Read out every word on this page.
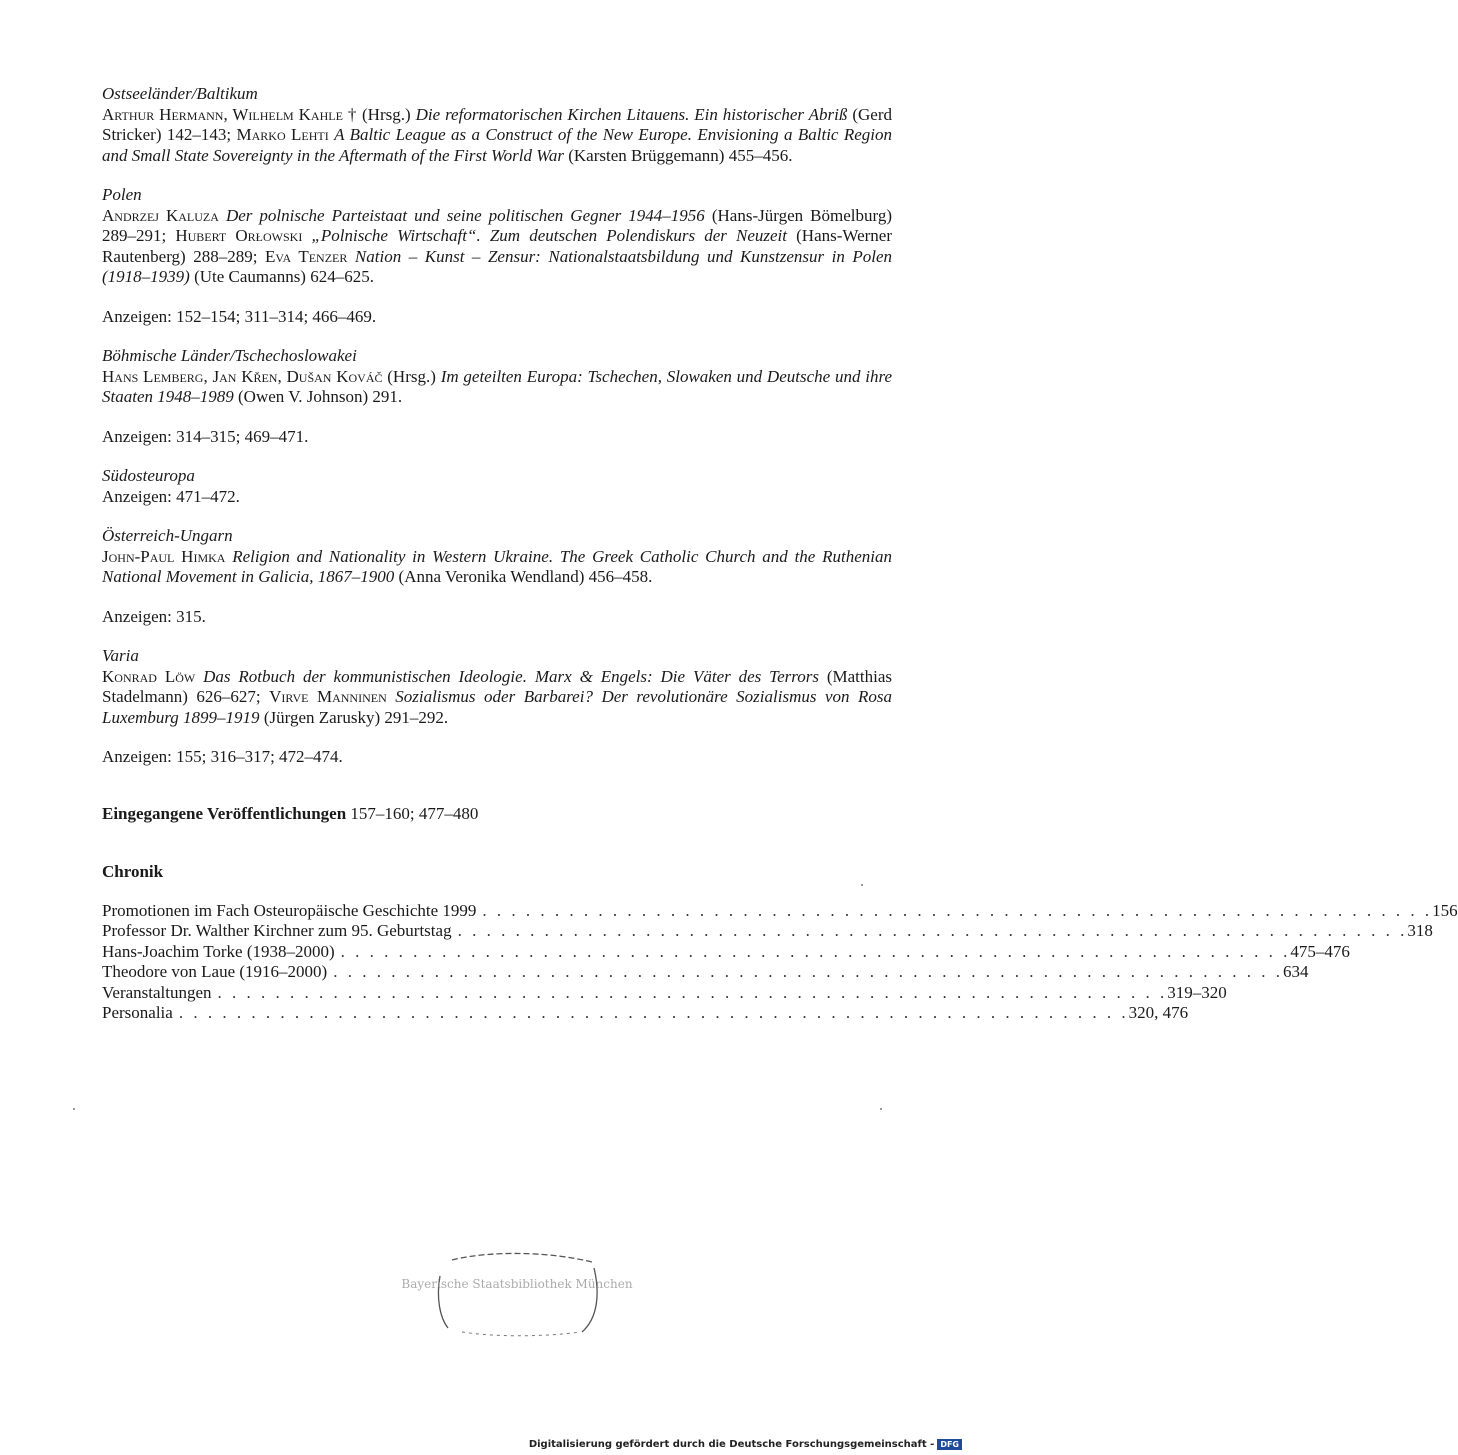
Ostseeländer/Baltikum

Arthur Hermann, Wilhelm Kahle † (Hrsg.) Die reformatorischen Kirchen Litauens. Ein historischer Abriß (Gerd Stricker) 142–143; Marko Lehti A Baltic League as a Construct of the New Europe. Envisioning a Baltic Region and Small State Sovereignty in the Aftermath of the First World War (Karsten Brüggemann) 455–456.

Polen

Andrzej Kaluza Der polnische Parteistaat und seine politischen Gegner 1944–1956 (Hans-Jürgen Bömelburg) 289–291; Hubert Orłowski „Polnische Wirtschaft“. Zum deutschen Polendiskurs der Neuzeit (Hans-Werner Rautenberg) 288–289; Eva Tenzer Nation – Kunst – Zensur: Nationalstaatsbildung und Kunstzensur in Polen (1918–1939) (Ute Caumanns) 624–625.

Anzeigen: 152–154; 311–314; 466–469.

Böhmische Länder/Tschechoslowakei

Hans Lemberg, Jan Křen, Dušan Kováč (Hrsg.) Im geteilten Europa: Tschechen, Slowaken und Deutsche und ihre Staaten 1948–1989 (Owen V. Johnson) 291.

Anzeigen: 314–315; 469–471.

Südosteuropa

Anzeigen: 471–472.

Österreich-Ungarn

John-Paul Himka Religion and Nationality in Western Ukraine. The Greek Catholic Church and the Ruthenian National Movement in Galicia, 1867–1900 (Anna Veronika Wendland) 456–458.

Anzeigen: 315.

Varia

Konrad Löw Das Rotbuch der kommunistischen Ideologie. Marx & Engels: Die Väter des Terrors (Matthias Stadelmann) 626–627; Virve Manninen Sozialismus oder Barbarei? Der revolutionäre Sozialismus von Rosa Luxemburg 1899–1919 (Jürgen Zarusky) 291–292.

Anzeigen: 155; 316–317; 472–474.

Eingegangene Veröffentlichungen 157–160; 477–480

Chronik

Promotionen im Fach Osteuropäische Geschichte 1999 . . . . . . . . . . . . . . . . . . . . . . . . . . . . . . . . . . . . . . . . . . . . . . . . . . . . . . . . . . . . . . . . . . 156
Professor Dr. Walther Kirchner zum 95. Geburtstag . . . . . . . . . . . . . . . . . . . . . . . . . . . . . . . . . . . . . . . . . . . . . . . . . . . . . . . . . . . . . . . . . . 318
Hans-Joachim Torke (1938–2000) . . . . . . . . . . . . . . . . . . . . . . . . . . . . . . . . . . . . . . . . . . . . . . . . . . . . . . . . . . . . . . . . . . 475–476
Theodore von Laue (1916–2000) . . . . . . . . . . . . . . . . . . . . . . . . . . . . . . . . . . . . . . . . . . . . . . . . . . . . . . . . . . . . . . . . . . 634
Veranstaltungen . . . . . . . . . . . . . . . . . . . . . . . . . . . . . . . . . . . . . . . . . . . . . . . . . . . . . . . . . . . . . . . . . . 319–320
Personalia . . . . . . . . . . . . . . . . . . . . . . . . . . . . . . . . . . . . . . . . . . . . . . . . . . . . . . . . . . . . . . . . . . 320, 476
Bayerische Staatsbibliothek München
Digitalisierung gefördert durch die Deutsche Forschungsgemeinschaft - DFG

Written problem
Set the data above down again exactly as given, with no pictures.

Solution to this exercise
Read out every word on this page.
Ostseeländer/Baltikum

Arthur Hermann, Wilhelm Kahle † (Hrsg.) Die reformatorischen Kirchen Litauens. Ein historischer Abriß (Gerd Stricker) 142–143; Marko Lehti A Baltic League as a Construct of the New Europe. Envisioning a Baltic Region and Small State Sovereignty in the Aftermath of the First World War (Karsten Brüggemann) 455–456.

Polen

Andrzej Kaluza Der polnische Parteistaat und seine politischen Gegner 1944–1956 (Hans-Jürgen Bömelburg) 289–291; Hubert Orłowski „Polnische Wirtschaft“. Zum deutschen Polendiskurs der Neuzeit (Hans-Werner Rautenberg) 288–289; Eva Tenzer Nation – Kunst – Zensur: Nationalstaatsbildung und Kunstzensur in Polen (1918–1939) (Ute Caumanns) 624–625.

Anzeigen: 152–154; 311–314; 466–469.

Böhmische Länder/Tschechoslowakei

Hans Lemberg, Jan Křen, Dušan Kováč (Hrsg.) Im geteilten Europa: Tschechen, Slowaken und Deutsche und ihre Staaten 1948–1989 (Owen V. Johnson) 291.

Anzeigen: 314–315; 469–471.

Südosteuropa

Anzeigen: 471–472.

Österreich-Ungarn

John-Paul Himka Religion and Nationality in Western Ukraine. The Greek Catholic Church and the Ruthenian National Movement in Galicia, 1867–1900 (Anna Veronika Wendland) 456–458.

Anzeigen: 315.

Varia

Konrad Löw Das Rotbuch der kommunistischen Ideologie. Marx & Engels: Die Väter des Terrors (Matthias Stadelmann) 626–627; Virve Manninen Sozialismus oder Barbarei? Der revolutionäre Sozialismus von Rosa Luxemburg 1899–1919 (Jürgen Zarusky) 291–292.

Anzeigen: 155; 316–317; 472–474.

Eingegangene Veröffentlichungen 157–160; 477–480

Chronik

Promotionen im Fach Osteuropäische Geschichte 1999 . . . . . . . . . . . . . . . . . . . . . . . . . . . . . . . . . . . . . . . . . . . . . . . . . . . . . . . . . . . . . . . . . . 156
Professor Dr. Walther Kirchner zum 95. Geburtstag . . . . . . . . . . . . . . . . . . . . . . . . . . . . . . . . . . . . . . . . . . . . . . . . . . . . . . . . . . . . . . . . . . 318
Hans-Joachim Torke (1938–2000) . . . . . . . . . . . . . . . . . . . . . . . . . . . . . . . . . . . . . . . . . . . . . . . . . . . . . . . . . . . . . . . . . . 475–476
Theodore von Laue (1916–2000) . . . . . . . . . . . . . . . . . . . . . . . . . . . . . . . . . . . . . . . . . . . . . . . . . . . . . . . . . . . . . . . . . . 634
Veranstaltungen . . . . . . . . . . . . . . . . . . . . . . . . . . . . . . . . . . . . . . . . . . . . . . . . . . . . . . . . . . . . . . . . . . 319–320
Personalia . . . . . . . . . . . . . . . . . . . . . . . . . . . . . . . . . . . . . . . . . . . . . . . . . . . . . . . . . . . . . . . . . . 320, 476
Bayerische Staatsbibliothek München
Digitalisierung gefördert durch die Deutsche Forschungsgemeinschaft - DFG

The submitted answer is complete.